■ Task objective
Could you output every record below exactly as it appears?

Figure content listings:
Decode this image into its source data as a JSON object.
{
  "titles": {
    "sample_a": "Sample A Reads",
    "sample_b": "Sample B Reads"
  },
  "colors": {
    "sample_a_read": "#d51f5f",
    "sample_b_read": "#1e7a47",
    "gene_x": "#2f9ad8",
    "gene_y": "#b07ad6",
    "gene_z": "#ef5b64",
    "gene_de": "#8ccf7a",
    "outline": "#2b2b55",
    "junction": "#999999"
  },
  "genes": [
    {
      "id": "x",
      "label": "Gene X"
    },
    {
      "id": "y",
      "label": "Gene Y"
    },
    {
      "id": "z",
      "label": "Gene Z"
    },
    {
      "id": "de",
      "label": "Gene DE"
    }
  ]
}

■ Exercise response
Decode this image into its source data as a JSON object.
{
  "titles": {
    "sample_a": "Sample A Reads",
    "sample_b": "Sample B Reads"
  },
  "colors": {
    "sample_a_read": "#d51f5f",
    "sample_b_read": "#1e7a47",
    "gene_x": "#2f9ad8",
    "gene_y": "#b07ad6",
    "gene_z": "#ef5b64",
    "gene_de": "#8ccf7a",
    "outline": "#2b2b55",
    "junction": "#999999"
  },
  "genes": [
    {
      "id": "x",
      "label": "Gene X"
    },
    {
      "id": "y",
      "label": "Gene Y"
    },
    {
      "id": "z",
      "label": "Gene Z"
    },
    {
      "id": "de",
      "label": "Gene DE"
    }
  ]
}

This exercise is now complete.